> WRITTEN EXERCISE
Please write the listing below out again exactly, leaving every picture behind.

━━━━━ RECORDS SUPPLIED

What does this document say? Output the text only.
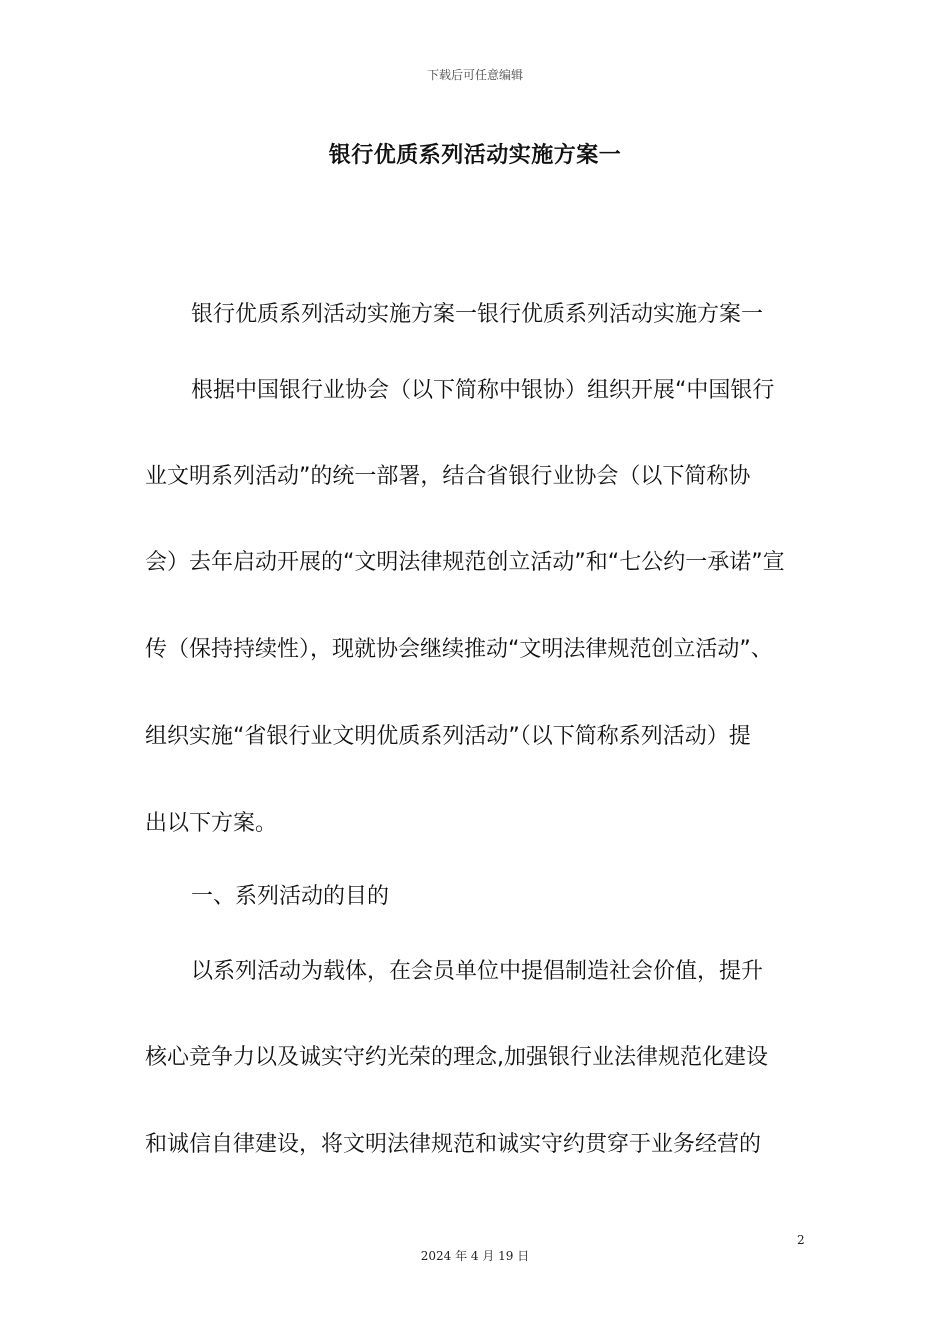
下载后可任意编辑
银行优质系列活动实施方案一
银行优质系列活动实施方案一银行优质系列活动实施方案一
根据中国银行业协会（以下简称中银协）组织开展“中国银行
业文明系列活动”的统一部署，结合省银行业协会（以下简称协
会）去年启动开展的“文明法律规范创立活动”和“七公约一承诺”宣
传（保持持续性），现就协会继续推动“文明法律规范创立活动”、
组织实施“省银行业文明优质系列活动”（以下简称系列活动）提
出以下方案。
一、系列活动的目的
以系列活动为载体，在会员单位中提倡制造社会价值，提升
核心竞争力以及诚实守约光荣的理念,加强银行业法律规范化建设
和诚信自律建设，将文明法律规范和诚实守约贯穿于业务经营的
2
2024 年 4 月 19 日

━━━━━━━━━━

> COMPLETE OUTPUT
What does this document say? Output the text only.
下载后可任意编辑
银行优质系列活动实施方案一
银行优质系列活动实施方案一银行优质系列活动实施方案一
根据中国银行业协会（以下简称中银协）组织开展“中国银行
业文明系列活动”的统一部署，结合省银行业协会（以下简称协
会）去年启动开展的“文明法律规范创立活动”和“七公约一承诺”宣
传（保持持续性），现就协会继续推动“文明法律规范创立活动”、
组织实施“省银行业文明优质系列活动”（以下简称系列活动）提
出以下方案。
一、系列活动的目的
以系列活动为载体，在会员单位中提倡制造社会价值，提升
核心竞争力以及诚实守约光荣的理念,加强银行业法律规范化建设
和诚信自律建设，将文明法律规范和诚实守约贯穿于业务经营的
2
2024 年 4 月 19 日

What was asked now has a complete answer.